Input for this task>
::::::

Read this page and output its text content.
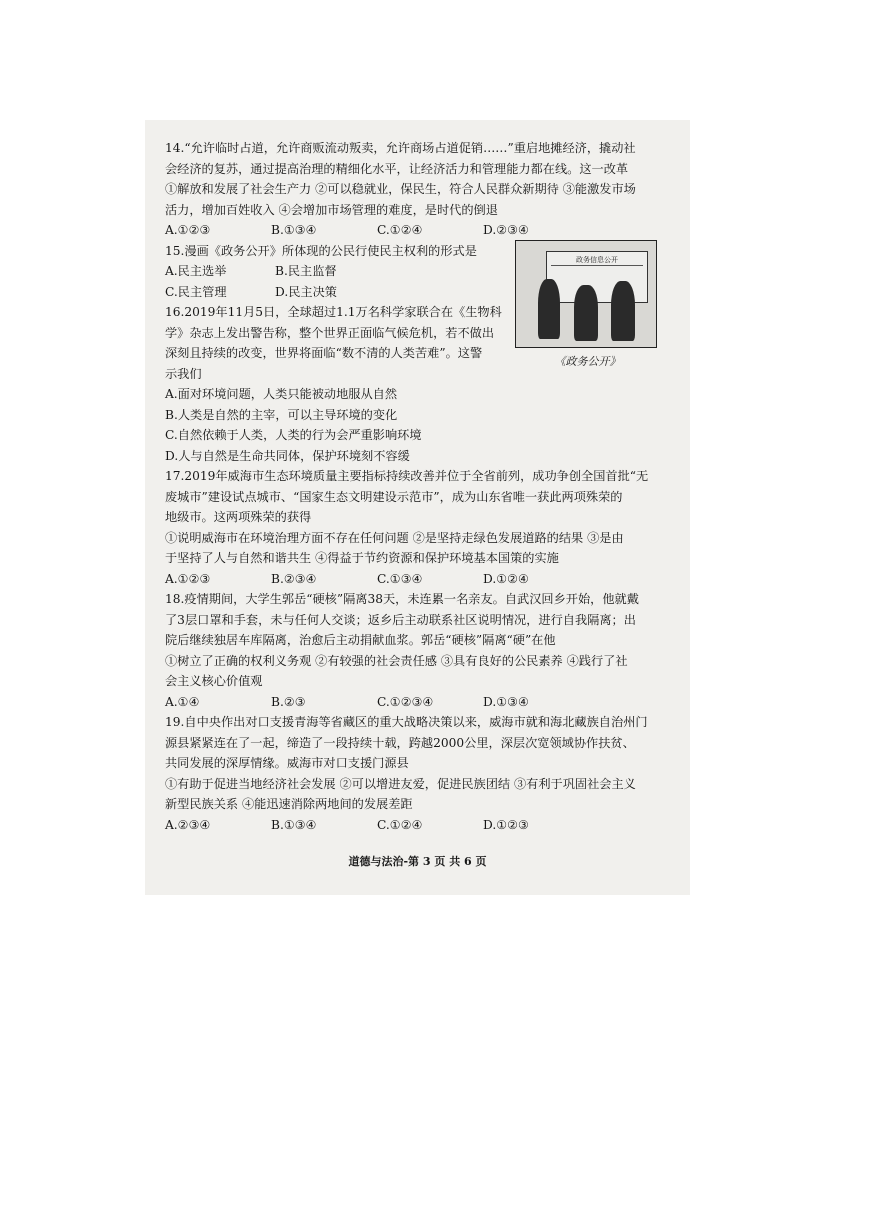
14.“允许临时占道，允许商贩流动叛卖，允许商场占道促销……”重启地摊经济，撬动社

会经济的复苏，通过提高治理的精细化水平，让经济活力和管理能力都在线。这一改革

①解放和发展了社会生产力 ②可以稳就业，保民生，符合人民群众新期待 ③能激发市场

活力，增加百姓收入 ④会增加市场管理的难度，是时代的倒退

A.①②③	B.①③④	C.①②④	D.②③④

15.漫画《政务公开》所体现的公民行使民主权利的形式是

A.民主选举	B.民主监督
C.民主管理	D.民主决策

16.2019年11月5日，全球超过1.1万名科学家联合在《生物科

学》杂志上发出警告称，整个世界正面临气候危机，若不做出

深刻且持续的改变，世界将面临“数不清的人类苦难”。这警

示我们

A.面对环境问题，人类只能被动地服从自然

B.人类是自然的主宰，可以主导环境的变化

C.自然依赖于人类，人类的行为会严重影响环境

D.人与自然是生命共同体，保护环境刻不容缓

17.2019年威海市生态环境质量主要指标持续改善并位于全省前列，成功争创全国首批“无

废城市”建设试点城市、“国家生态文明建设示范市”，成为山东省唯一获此两项殊荣的

地级市。这两项殊荣的获得

①说明威海市在环境治理方面不存在任何问题 ②是坚持走绿色发展道路的结果 ③是由

于坚持了人与自然和谐共生 ④得益于节约资源和保护环境基本国策的实施

A.①②③	B.②③④	C.①③④	D.①②④

18.疫情期间，大学生郭岳“硬核”隔离38天，未连累一名亲友。自武汉回乡开始，他就戴

了3层口罩和手套，未与任何人交谈；返乡后主动联系社区说明情况，进行自我隔离；出

院后继续独居车库隔离，治愈后主动捐献血浆。郭岳“硬核”隔离“硬”在他

①树立了正确的权利义务观 ②有较强的社会责任感 ③具有良好的公民素养 ④践行了社

会主义核心价值观

A.①④	B.②③	C.①②③④	D.①③④

19.自中央作出对口支援青海等省藏区的重大战略决策以来，威海市就和海北藏族自治州门

源县紧紧连在了一起，缔造了一段持续十载，跨越2000公里，深层次宽领域协作扶贫、

共同发展的深厚情缘。威海市对口支援门源县

①有助于促进当地经济社会发展 ②可以增进友爱，促进民族团结 ③有利于巩固社会主义

新型民族关系 ④能迅速消除两地间的发展差距

A.②③④	B.①③④	C.①②④	D.①②③
政务信息公开
《政务公开》
道德与法治-第 3 页 共 6 页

::::::

Exercise instructions>
Reproduce the listing above exactly, excluding all pictures.

Solved problem>
Read this page and output its text content.
14.“允许临时占道，允许商贩流动叛卖，允许商场占道促销……”重启地摊经济，撬动社

会经济的复苏，通过提高治理的精细化水平，让经济活力和管理能力都在线。这一改革

①解放和发展了社会生产力 ②可以稳就业，保民生，符合人民群众新期待 ③能激发市场

活力，增加百姓收入 ④会增加市场管理的难度，是时代的倒退

A.①②③	B.①③④	C.①②④	D.②③④

15.漫画《政务公开》所体现的公民行使民主权利的形式是

A.民主选举	B.民主监督
C.民主管理	D.民主决策

16.2019年11月5日，全球超过1.1万名科学家联合在《生物科

学》杂志上发出警告称，整个世界正面临气候危机，若不做出

深刻且持续的改变，世界将面临“数不清的人类苦难”。这警

示我们

A.面对环境问题，人类只能被动地服从自然

B.人类是自然的主宰，可以主导环境的变化

C.自然依赖于人类，人类的行为会严重影响环境

D.人与自然是生命共同体，保护环境刻不容缓

17.2019年威海市生态环境质量主要指标持续改善并位于全省前列，成功争创全国首批“无

废城市”建设试点城市、“国家生态文明建设示范市”，成为山东省唯一获此两项殊荣的

地级市。这两项殊荣的获得

①说明威海市在环境治理方面不存在任何问题 ②是坚持走绿色发展道路的结果 ③是由

于坚持了人与自然和谐共生 ④得益于节约资源和保护环境基本国策的实施

A.①②③	B.②③④	C.①③④	D.①②④

18.疫情期间，大学生郭岳“硬核”隔离38天，未连累一名亲友。自武汉回乡开始，他就戴

了3层口罩和手套，未与任何人交谈；返乡后主动联系社区说明情况，进行自我隔离；出

院后继续独居车库隔离，治愈后主动捐献血浆。郭岳“硬核”隔离“硬”在他

①树立了正确的权利义务观 ②有较强的社会责任感 ③具有良好的公民素养 ④践行了社

会主义核心价值观

A.①④	B.②③	C.①②③④	D.①③④

19.自中央作出对口支援青海等省藏区的重大战略决策以来，威海市就和海北藏族自治州门

源县紧紧连在了一起，缔造了一段持续十载，跨越2000公里，深层次宽领域协作扶贫、

共同发展的深厚情缘。威海市对口支援门源县

①有助于促进当地经济社会发展 ②可以增进友爱，促进民族团结 ③有利于巩固社会主义

新型民族关系 ④能迅速消除两地间的发展差距

A.②③④	B.①③④	C.①②④	D.①②③
政务信息公开
《政务公开》
道德与法治-第 3 页 共 6 页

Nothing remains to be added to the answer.